**REQUEST**
In the entries below, find the lines with the word "title" and copy them.

*-*-*

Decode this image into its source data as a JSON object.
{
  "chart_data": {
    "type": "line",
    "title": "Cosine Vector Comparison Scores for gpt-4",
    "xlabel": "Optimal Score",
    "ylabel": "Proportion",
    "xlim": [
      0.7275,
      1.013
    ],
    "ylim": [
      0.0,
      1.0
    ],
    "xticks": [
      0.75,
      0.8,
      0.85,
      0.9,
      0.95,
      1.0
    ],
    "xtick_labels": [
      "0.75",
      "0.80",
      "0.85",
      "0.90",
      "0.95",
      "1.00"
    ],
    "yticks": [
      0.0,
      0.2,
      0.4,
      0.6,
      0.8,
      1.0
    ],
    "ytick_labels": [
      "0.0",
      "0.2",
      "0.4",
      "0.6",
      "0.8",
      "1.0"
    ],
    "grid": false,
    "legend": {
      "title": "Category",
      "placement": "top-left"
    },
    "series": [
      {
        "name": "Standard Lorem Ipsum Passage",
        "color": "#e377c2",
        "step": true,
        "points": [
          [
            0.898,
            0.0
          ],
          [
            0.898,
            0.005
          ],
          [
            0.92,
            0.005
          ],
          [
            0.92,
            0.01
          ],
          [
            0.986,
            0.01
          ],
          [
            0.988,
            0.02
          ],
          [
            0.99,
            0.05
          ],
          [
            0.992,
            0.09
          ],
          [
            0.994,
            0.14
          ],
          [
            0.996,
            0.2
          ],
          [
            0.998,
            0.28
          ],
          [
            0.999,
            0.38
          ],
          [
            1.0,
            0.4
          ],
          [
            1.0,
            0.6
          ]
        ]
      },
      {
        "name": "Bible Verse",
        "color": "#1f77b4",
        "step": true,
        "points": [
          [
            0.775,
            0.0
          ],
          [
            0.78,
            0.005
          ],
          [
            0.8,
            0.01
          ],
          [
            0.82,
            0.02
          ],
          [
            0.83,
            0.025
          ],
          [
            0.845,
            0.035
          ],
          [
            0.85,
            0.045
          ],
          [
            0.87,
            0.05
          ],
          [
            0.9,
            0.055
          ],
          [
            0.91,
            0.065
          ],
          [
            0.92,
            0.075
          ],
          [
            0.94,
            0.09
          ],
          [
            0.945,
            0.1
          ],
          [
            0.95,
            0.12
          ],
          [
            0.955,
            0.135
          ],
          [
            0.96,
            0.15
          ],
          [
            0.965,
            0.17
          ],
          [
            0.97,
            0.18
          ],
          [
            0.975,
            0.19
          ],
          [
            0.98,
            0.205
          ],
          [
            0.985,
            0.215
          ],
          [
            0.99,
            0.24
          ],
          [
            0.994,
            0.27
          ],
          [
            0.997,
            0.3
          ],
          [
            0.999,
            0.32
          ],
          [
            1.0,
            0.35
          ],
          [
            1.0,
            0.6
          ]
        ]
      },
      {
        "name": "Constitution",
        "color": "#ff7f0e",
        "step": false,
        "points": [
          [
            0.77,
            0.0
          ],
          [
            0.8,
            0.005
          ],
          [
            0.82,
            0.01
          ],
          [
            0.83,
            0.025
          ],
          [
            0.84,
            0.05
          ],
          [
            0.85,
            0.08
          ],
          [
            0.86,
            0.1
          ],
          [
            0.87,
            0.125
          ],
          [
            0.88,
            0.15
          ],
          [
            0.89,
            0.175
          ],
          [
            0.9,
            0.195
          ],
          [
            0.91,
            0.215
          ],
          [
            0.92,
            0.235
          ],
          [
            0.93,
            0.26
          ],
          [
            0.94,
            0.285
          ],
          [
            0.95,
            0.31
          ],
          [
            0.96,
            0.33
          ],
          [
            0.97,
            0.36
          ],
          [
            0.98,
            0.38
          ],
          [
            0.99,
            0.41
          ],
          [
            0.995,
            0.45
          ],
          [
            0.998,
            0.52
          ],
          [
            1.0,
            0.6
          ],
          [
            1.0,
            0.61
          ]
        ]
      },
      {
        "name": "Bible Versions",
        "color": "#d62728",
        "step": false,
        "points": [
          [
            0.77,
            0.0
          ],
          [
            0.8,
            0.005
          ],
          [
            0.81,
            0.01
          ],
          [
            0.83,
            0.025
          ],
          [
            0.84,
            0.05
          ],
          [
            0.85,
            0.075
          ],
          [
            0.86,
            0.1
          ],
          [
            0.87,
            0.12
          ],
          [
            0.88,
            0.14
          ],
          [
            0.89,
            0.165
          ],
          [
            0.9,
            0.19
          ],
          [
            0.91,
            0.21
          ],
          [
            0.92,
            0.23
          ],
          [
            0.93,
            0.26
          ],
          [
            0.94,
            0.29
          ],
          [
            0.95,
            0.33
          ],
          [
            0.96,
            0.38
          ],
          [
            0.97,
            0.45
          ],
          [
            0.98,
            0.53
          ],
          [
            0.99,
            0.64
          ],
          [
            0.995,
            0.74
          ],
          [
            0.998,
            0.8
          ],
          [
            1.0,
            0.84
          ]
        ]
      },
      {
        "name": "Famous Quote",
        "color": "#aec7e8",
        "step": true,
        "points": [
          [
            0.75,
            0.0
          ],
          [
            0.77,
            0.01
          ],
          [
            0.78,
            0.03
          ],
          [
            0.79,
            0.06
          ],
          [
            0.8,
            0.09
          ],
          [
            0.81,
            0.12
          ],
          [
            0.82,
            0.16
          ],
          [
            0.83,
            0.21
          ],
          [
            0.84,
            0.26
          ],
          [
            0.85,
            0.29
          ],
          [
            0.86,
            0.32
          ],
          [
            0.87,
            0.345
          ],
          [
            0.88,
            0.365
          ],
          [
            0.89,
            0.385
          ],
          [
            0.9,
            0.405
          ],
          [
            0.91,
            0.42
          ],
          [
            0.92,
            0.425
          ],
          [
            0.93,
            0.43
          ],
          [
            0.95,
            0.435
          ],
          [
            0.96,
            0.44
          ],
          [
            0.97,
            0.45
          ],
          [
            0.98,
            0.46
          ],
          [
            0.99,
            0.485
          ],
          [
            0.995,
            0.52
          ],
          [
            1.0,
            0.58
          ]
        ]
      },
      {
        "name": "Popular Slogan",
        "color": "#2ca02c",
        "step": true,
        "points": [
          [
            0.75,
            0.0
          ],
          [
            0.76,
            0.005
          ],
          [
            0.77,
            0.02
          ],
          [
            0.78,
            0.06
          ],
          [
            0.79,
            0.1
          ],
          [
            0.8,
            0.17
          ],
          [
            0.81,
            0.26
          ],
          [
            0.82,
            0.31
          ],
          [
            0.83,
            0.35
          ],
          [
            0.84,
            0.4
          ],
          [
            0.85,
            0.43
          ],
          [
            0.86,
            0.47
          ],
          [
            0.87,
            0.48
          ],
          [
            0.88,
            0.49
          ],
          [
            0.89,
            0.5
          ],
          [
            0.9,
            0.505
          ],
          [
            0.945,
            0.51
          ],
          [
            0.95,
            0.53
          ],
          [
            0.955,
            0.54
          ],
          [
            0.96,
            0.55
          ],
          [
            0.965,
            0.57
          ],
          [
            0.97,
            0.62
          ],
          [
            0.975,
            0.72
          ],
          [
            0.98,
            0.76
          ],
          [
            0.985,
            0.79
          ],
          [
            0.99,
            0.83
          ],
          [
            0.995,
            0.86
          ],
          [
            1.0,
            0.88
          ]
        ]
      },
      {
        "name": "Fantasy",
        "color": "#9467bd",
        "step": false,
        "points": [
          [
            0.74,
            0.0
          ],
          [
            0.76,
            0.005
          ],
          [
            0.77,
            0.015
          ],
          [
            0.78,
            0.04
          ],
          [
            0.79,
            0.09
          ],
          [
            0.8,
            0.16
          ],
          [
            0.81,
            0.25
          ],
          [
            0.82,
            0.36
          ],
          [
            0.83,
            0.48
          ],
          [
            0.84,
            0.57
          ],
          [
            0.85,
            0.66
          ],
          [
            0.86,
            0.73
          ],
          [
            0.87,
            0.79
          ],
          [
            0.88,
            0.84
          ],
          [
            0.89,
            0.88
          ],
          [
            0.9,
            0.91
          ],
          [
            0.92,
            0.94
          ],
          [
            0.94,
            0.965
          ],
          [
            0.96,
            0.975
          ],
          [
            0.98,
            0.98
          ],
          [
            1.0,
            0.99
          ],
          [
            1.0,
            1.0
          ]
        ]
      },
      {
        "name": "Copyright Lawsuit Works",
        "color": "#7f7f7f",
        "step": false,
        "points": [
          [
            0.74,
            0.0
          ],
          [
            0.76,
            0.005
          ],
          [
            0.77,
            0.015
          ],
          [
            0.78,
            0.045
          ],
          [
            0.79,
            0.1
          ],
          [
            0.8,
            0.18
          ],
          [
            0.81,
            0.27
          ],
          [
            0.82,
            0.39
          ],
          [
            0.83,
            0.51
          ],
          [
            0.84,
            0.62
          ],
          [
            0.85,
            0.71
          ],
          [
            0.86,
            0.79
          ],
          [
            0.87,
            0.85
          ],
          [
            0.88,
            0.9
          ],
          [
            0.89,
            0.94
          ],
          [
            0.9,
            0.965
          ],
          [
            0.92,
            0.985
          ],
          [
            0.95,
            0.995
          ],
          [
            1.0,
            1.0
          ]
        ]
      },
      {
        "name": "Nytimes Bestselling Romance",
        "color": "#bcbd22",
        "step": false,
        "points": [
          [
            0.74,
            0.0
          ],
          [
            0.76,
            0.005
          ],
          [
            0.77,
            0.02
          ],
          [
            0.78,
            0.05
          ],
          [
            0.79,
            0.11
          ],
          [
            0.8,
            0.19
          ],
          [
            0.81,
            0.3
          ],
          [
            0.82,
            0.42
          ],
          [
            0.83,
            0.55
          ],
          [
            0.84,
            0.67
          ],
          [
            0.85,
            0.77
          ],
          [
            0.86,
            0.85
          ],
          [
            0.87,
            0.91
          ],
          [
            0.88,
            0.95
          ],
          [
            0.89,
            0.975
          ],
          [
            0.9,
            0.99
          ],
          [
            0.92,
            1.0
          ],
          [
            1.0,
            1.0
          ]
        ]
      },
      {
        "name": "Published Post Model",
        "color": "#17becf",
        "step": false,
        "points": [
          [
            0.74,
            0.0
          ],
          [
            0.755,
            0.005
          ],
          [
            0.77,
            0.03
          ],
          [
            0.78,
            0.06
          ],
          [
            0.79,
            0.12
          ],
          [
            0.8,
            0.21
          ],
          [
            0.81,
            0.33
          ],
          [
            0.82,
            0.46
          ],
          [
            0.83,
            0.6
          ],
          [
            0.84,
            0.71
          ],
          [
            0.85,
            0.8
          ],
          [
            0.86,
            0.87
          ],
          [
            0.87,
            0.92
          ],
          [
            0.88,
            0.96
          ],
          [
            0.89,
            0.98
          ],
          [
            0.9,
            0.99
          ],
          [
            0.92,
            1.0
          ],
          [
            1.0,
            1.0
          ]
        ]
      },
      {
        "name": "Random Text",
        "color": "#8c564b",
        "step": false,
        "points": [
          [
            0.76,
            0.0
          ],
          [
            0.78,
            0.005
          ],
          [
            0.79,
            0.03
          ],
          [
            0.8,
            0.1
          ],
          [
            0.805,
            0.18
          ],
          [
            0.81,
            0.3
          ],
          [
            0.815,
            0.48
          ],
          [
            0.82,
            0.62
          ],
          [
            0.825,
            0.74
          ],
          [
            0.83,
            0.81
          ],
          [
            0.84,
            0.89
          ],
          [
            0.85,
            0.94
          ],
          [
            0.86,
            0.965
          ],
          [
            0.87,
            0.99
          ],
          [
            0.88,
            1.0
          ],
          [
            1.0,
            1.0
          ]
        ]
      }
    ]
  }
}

*-*-*

**COMPLETED EXERCISE**
    "title": "Cosine Vector Comparison Scores for gpt-4",
      "title": "Category",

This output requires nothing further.